**WORK TO COMPLETE**
Reproduce each of the rows below character for character, keeping their order.
— begin DATA PROVIDED —
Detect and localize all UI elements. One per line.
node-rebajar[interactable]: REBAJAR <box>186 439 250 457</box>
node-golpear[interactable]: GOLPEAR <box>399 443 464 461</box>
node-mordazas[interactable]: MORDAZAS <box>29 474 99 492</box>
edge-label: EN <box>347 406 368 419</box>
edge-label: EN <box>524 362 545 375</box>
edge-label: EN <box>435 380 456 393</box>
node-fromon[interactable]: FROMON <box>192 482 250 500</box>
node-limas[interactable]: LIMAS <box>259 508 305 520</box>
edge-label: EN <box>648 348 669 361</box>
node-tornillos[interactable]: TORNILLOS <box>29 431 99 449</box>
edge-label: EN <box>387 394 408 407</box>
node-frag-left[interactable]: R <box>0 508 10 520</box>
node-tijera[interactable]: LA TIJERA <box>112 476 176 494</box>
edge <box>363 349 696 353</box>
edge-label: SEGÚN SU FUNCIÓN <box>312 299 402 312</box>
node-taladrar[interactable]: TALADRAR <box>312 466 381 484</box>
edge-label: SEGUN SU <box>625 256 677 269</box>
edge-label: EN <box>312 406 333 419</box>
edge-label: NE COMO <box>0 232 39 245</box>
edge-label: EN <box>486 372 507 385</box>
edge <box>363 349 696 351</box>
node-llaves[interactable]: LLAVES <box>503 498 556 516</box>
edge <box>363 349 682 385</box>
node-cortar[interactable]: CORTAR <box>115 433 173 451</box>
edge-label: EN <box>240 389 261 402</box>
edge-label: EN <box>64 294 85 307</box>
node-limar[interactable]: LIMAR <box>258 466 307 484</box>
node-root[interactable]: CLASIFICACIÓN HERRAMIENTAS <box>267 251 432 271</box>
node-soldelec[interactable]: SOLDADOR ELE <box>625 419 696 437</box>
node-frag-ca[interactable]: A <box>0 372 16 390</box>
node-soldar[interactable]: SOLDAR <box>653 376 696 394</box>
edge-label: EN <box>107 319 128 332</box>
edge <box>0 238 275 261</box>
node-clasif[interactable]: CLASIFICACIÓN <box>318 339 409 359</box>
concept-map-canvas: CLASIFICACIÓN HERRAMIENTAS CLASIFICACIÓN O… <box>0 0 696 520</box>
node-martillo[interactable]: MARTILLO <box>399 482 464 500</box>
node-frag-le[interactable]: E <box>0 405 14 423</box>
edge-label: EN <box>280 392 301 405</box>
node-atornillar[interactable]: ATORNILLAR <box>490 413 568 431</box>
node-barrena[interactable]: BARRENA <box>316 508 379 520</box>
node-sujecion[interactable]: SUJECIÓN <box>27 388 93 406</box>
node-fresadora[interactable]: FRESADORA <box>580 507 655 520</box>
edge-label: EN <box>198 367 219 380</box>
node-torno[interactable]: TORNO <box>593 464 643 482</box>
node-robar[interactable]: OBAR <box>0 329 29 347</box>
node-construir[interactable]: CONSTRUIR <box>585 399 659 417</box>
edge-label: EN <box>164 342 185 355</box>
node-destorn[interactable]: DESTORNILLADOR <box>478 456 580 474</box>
— end DATA PROVIDED —
**FINISHED TASK**
Detect and localize all UI elements. One per line.
node-rebajar[interactable]: REBAJAR <box>186 439 250 457</box>
node-golpear[interactable]: GOLPEAR <box>399 443 464 461</box>
node-mordazas[interactable]: MORDAZAS <box>29 474 99 492</box>
edge-label: EN <box>347 406 368 419</box>
edge-label: EN <box>524 362 545 375</box>
edge-label: EN <box>435 380 456 393</box>
node-fromon[interactable]: FROMON <box>192 482 250 500</box>
node-limas[interactable]: LIMAS <box>259 508 305 520</box>
edge-label: EN <box>648 348 669 361</box>
node-tornillos[interactable]: TORNILLOS <box>29 431 99 449</box>
edge-label: EN <box>387 394 408 407</box>
node-frag-left[interactable]: R <box>0 508 10 520</box>
node-tijera[interactable]: LA TIJERA <box>112 476 176 494</box>
edge <box>363 349 696 353</box>
edge-label: SEGÚN SU FUNCIÓN <box>312 299 402 312</box>
node-taladrar[interactable]: TALADRAR <box>312 466 381 484</box>
edge-label: SEGUN SU <box>625 256 677 269</box>
edge-label: EN <box>312 406 333 419</box>
edge-label: NE COMO <box>0 232 39 245</box>
edge-label: EN <box>486 372 507 385</box>
edge <box>363 349 696 351</box>
node-llaves[interactable]: LLAVES <box>503 498 556 516</box>
edge <box>363 349 682 385</box>
node-cortar[interactable]: CORTAR <box>115 433 173 451</box>
edge-label: EN <box>240 389 261 402</box>
edge-label: EN <box>64 294 85 307</box>
node-limar[interactable]: LIMAR <box>258 466 307 484</box>
node-root[interactable]: CLASIFICACIÓN HERRAMIENTAS <box>267 251 432 271</box>
node-soldelec[interactable]: SOLDADOR ELE <box>625 419 696 437</box>
node-frag-ca[interactable]: A <box>0 372 16 390</box>
node-soldar[interactable]: SOLDAR <box>653 376 696 394</box>
edge-label: EN <box>107 319 128 332</box>
edge <box>0 238 275 261</box>
node-clasif[interactable]: CLASIFICACIÓN <box>318 339 409 359</box>
concept-map-canvas: CLASIFICACIÓN HERRAMIENTAS CLASIFICACIÓN O… <box>0 0 696 520</box>
node-martillo[interactable]: MARTILLO <box>399 482 464 500</box>
node-frag-le[interactable]: E <box>0 405 14 423</box>
edge-label: EN <box>280 392 301 405</box>
node-atornillar[interactable]: ATORNILLAR <box>490 413 568 431</box>
node-barrena[interactable]: BARRENA <box>316 508 379 520</box>
node-sujecion[interactable]: SUJECIÓN <box>27 388 93 406</box>
node-fresadora[interactable]: FRESADORA <box>580 507 655 520</box>
edge-label: EN <box>198 367 219 380</box>
node-torno[interactable]: TORNO <box>593 464 643 482</box>
node-robar[interactable]: OBAR <box>0 329 29 347</box>
node-construir[interactable]: CONSTRUIR <box>585 399 659 417</box>
edge-label: EN <box>164 342 185 355</box>
node-destorn[interactable]: DESTORNILLADOR <box>478 456 580 474</box>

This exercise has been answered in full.